WHAT TO DO ::
Work through the data line by line, gathering every line that has the word "колебаний".

------------------------

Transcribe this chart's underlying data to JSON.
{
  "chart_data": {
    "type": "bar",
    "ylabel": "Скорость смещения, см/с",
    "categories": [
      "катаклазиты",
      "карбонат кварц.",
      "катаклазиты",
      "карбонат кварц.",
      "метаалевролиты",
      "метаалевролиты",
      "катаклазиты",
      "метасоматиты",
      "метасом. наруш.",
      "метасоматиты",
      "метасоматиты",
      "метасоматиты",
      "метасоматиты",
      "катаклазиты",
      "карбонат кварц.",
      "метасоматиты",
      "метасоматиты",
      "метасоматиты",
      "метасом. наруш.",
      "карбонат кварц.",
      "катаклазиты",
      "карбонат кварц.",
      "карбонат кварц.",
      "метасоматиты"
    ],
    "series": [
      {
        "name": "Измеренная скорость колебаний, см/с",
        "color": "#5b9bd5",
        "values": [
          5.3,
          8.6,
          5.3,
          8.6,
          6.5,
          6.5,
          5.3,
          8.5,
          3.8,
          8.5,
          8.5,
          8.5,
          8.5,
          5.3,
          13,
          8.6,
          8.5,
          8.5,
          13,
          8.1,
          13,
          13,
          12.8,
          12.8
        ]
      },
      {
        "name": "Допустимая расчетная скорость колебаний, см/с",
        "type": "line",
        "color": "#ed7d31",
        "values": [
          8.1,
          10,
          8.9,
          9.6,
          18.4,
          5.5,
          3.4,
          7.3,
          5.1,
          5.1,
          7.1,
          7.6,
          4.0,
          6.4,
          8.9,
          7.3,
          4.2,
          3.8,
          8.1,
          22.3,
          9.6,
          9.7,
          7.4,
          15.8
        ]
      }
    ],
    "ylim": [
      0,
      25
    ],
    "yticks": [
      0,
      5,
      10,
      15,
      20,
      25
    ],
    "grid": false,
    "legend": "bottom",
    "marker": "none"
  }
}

------------------------

COMPLETE RESPONSE ::
        "name": "Измеренная скорость колебаний, см/с",
        "name": "Допустимая расчетная скорость колебаний, см/с",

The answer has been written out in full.